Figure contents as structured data
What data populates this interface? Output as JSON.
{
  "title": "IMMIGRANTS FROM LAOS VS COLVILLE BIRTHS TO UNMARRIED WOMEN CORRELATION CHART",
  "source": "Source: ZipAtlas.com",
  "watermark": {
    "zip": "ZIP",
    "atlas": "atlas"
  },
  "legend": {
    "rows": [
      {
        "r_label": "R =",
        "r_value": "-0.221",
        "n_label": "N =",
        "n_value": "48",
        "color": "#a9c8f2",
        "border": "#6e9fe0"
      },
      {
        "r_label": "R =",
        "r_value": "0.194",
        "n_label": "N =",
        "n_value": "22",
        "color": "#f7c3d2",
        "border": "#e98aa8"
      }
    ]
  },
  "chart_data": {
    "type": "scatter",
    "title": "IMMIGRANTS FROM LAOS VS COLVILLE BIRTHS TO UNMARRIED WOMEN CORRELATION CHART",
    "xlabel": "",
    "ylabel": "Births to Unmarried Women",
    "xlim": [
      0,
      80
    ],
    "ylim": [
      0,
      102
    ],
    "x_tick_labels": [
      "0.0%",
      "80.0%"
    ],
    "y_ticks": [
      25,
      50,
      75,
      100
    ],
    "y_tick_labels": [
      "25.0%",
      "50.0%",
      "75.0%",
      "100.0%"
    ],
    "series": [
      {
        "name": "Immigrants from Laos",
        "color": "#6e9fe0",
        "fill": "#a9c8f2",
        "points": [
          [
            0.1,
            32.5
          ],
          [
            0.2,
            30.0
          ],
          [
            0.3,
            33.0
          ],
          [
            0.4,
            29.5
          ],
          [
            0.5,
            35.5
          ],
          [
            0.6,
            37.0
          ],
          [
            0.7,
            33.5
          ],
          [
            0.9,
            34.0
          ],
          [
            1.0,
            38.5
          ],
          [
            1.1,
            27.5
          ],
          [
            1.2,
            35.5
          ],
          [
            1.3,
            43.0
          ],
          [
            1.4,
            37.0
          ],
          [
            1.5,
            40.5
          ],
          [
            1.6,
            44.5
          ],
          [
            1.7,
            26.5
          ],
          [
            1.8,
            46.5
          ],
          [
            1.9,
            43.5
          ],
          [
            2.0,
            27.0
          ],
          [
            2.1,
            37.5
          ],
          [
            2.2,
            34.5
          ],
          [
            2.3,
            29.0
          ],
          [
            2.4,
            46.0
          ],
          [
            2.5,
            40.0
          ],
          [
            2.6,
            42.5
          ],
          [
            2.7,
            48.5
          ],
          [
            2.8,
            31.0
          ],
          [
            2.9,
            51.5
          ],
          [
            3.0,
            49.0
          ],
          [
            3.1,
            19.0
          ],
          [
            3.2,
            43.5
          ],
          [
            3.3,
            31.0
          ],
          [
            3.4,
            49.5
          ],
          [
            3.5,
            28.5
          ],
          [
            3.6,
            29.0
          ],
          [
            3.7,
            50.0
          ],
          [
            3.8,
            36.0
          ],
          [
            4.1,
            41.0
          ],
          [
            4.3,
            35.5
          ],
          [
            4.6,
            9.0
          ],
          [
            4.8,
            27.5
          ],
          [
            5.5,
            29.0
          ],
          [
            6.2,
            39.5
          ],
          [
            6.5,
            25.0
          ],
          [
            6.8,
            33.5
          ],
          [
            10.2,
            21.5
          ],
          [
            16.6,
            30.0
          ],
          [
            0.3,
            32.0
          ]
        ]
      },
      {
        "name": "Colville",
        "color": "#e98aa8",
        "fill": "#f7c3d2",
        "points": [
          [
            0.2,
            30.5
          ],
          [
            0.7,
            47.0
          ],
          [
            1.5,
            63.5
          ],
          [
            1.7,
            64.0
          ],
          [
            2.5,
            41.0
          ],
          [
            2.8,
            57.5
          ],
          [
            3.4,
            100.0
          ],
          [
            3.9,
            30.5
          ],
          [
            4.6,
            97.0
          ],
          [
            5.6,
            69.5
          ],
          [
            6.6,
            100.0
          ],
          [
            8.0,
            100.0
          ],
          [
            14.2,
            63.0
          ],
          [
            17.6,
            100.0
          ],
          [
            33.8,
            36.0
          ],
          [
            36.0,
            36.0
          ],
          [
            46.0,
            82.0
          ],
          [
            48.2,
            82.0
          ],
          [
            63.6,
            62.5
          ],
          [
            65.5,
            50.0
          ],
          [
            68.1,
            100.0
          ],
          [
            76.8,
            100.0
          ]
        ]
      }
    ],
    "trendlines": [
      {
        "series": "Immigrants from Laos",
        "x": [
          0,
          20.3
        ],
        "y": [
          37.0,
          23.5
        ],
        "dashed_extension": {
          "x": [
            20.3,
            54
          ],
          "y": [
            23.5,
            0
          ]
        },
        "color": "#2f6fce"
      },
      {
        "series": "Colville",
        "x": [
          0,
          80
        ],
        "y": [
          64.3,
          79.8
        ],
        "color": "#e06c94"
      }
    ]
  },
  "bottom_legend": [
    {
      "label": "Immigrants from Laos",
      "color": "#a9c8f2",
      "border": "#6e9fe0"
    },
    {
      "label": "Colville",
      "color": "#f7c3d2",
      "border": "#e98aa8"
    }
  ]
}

Objective: Pick out all lines containing the string "color".

Written answer:
        "color": "#a9c8f2",
        "color": "#f7c3d2",
        "color": "#6e9fe0",
        "color": "#e98aa8",
        "color": "#2f6fce"
        "color": "#e06c94"
      "color": "#a9c8f2",
      "color": "#f7c3d2",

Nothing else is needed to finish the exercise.